* [EXCERPTED RECORDS]:
______

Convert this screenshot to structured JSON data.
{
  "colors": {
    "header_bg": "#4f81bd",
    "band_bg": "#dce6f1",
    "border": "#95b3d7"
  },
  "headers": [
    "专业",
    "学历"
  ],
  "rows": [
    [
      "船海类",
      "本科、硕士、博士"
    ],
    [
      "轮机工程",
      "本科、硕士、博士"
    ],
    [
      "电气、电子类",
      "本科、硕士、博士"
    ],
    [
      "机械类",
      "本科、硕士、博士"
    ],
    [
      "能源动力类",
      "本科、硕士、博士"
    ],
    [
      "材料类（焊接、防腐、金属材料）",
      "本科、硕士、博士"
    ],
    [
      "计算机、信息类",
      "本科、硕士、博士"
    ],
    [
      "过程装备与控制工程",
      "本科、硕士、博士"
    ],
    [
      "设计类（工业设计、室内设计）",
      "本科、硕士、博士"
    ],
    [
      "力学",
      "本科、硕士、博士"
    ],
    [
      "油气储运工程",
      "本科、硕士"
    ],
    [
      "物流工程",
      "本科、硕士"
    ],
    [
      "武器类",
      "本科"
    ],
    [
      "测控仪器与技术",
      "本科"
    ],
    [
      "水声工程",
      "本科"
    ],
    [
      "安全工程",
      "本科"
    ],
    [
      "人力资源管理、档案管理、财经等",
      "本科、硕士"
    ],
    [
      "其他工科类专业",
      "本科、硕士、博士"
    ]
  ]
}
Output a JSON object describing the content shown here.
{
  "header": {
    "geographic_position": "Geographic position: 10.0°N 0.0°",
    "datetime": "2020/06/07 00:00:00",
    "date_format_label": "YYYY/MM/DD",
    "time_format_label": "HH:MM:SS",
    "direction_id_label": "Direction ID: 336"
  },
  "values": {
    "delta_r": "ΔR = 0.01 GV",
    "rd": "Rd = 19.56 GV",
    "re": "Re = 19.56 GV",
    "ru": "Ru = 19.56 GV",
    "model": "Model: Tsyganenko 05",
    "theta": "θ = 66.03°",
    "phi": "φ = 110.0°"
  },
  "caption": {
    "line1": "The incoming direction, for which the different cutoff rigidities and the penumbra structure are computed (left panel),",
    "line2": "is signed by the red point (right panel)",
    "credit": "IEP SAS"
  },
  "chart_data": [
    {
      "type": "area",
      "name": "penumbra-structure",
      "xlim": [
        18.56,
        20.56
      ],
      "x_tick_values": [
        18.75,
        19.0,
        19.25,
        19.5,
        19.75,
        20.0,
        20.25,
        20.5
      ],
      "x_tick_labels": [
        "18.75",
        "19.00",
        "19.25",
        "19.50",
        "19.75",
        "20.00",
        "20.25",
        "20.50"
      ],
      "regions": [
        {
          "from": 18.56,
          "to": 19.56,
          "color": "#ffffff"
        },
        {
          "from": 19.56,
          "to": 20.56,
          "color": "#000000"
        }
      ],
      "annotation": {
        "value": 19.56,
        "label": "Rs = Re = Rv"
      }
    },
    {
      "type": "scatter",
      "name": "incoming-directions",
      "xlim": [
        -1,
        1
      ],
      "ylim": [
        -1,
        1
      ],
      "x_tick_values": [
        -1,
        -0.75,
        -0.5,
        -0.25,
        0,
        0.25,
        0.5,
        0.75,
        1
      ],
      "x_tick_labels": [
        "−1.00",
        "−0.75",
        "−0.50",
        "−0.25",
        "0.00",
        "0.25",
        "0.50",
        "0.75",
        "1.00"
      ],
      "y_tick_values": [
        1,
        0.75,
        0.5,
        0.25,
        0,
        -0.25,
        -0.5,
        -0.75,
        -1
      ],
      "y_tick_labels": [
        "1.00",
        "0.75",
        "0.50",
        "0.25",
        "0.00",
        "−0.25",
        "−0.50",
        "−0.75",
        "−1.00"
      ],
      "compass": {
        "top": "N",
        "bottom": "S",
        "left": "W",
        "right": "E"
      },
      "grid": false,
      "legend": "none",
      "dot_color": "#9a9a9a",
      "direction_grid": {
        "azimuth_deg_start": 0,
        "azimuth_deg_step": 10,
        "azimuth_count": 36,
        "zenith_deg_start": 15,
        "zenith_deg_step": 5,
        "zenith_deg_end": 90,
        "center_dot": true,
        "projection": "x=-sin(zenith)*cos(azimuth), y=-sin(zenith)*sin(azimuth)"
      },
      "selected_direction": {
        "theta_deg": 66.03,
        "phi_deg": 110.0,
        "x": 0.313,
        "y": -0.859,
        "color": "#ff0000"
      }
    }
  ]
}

______

* [EXERCISE]:
Return every line of the material exactly.

* [FINAL RESULT]:
Convert this screenshot to structured JSON data.
{
  "colors": {
    "header_bg": "#4f81bd",
    "band_bg": "#dce6f1",
    "border": "#95b3d7"
  },
  "headers": [
    "专业",
    "学历"
  ],
  "rows": [
    [
      "船海类",
      "本科、硕士、博士"
    ],
    [
      "轮机工程",
      "本科、硕士、博士"
    ],
    [
      "电气、电子类",
      "本科、硕士、博士"
    ],
    [
      "机械类",
      "本科、硕士、博士"
    ],
    [
      "能源动力类",
      "本科、硕士、博士"
    ],
    [
      "材料类（焊接、防腐、金属材料）",
      "本科、硕士、博士"
    ],
    [
      "计算机、信息类",
      "本科、硕士、博士"
    ],
    [
      "过程装备与控制工程",
      "本科、硕士、博士"
    ],
    [
      "设计类（工业设计、室内设计）",
      "本科、硕士、博士"
    ],
    [
      "力学",
      "本科、硕士、博士"
    ],
    [
      "油气储运工程",
      "本科、硕士"
    ],
    [
      "物流工程",
      "本科、硕士"
    ],
    [
      "武器类",
      "本科"
    ],
    [
      "测控仪器与技术",
      "本科"
    ],
    [
      "水声工程",
      "本科"
    ],
    [
      "安全工程",
      "本科"
    ],
    [
      "人力资源管理、档案管理、财经等",
      "本科、硕士"
    ],
    [
      "其他工科类专业",
      "本科、硕士、博士"
    ]
  ]
}
Output a JSON object describing the content shown here.
{
  "header": {
    "geographic_position": "Geographic position: 10.0°N 0.0°",
    "datetime": "2020/06/07 00:00:00",
    "date_format_label": "YYYY/MM/DD",
    "time_format_label": "HH:MM:SS",
    "direction_id_label": "Direction ID: 336"
  },
  "values": {
    "delta_r": "ΔR = 0.01 GV",
    "rd": "Rd = 19.56 GV",
    "re": "Re = 19.56 GV",
    "ru": "Ru = 19.56 GV",
    "model": "Model: Tsyganenko 05",
    "theta": "θ = 66.03°",
    "phi": "φ = 110.0°"
  },
  "caption": {
    "line1": "The incoming direction, for which the different cutoff rigidities and the penumbra structure are computed (left panel),",
    "line2": "is signed by the red point (right panel)",
    "credit": "IEP SAS"
  },
  "chart_data": [
    {
      "type": "area",
      "name": "penumbra-structure",
      "xlim": [
        18.56,
        20.56
      ],
      "x_tick_values": [
        18.75,
        19.0,
        19.25,
        19.5,
        19.75,
        20.0,
        20.25,
        20.5
      ],
      "x_tick_labels": [
        "18.75",
        "19.00",
        "19.25",
        "19.50",
        "19.75",
        "20.00",
        "20.25",
        "20.50"
      ],
      "regions": [
        {
          "from": 18.56,
          "to": 19.56,
          "color": "#ffffff"
        },
        {
          "from": 19.56,
          "to": 20.56,
          "color": "#000000"
        }
      ],
      "annotation": {
        "value": 19.56,
        "label": "Rs = Re = Rv"
      }
    },
    {
      "type": "scatter",
      "name": "incoming-directions",
      "xlim": [
        -1,
        1
      ],
      "ylim": [
        -1,
        1
      ],
      "x_tick_values": [
        -1,
        -0.75,
        -0.5,
        -0.25,
        0,
        0.25,
        0.5,
        0.75,
        1
      ],
      "x_tick_labels": [
        "−1.00",
        "−0.75",
        "−0.50",
        "−0.25",
        "0.00",
        "0.25",
        "0.50",
        "0.75",
        "1.00"
      ],
      "y_tick_values": [
        1,
        0.75,
        0.5,
        0.25,
        0,
        -0.25,
        -0.5,
        -0.75,
        -1
      ],
      "y_tick_labels": [
        "1.00",
        "0.75",
        "0.50",
        "0.25",
        "0.00",
        "−0.25",
        "−0.50",
        "−0.75",
        "−1.00"
      ],
      "compass": {
        "top": "N",
        "bottom": "S",
        "left": "W",
        "right": "E"
      },
      "grid": false,
      "legend": "none",
      "dot_color": "#9a9a9a",
      "direction_grid": {
        "azimuth_deg_start": 0,
        "azimuth_deg_step": 10,
        "azimuth_count": 36,
        "zenith_deg_start": 15,
        "zenith_deg_step": 5,
        "zenith_deg_end": 90,
        "center_dot": true,
        "projection": "x=-sin(zenith)*cos(azimuth), y=-sin(zenith)*sin(azimuth)"
      },
      "selected_direction": {
        "theta_deg": 66.03,
        "phi_deg": 110.0,
        "x": 0.313,
        "y": -0.859,
        "color": "#ff0000"
      }
    }
  ]
}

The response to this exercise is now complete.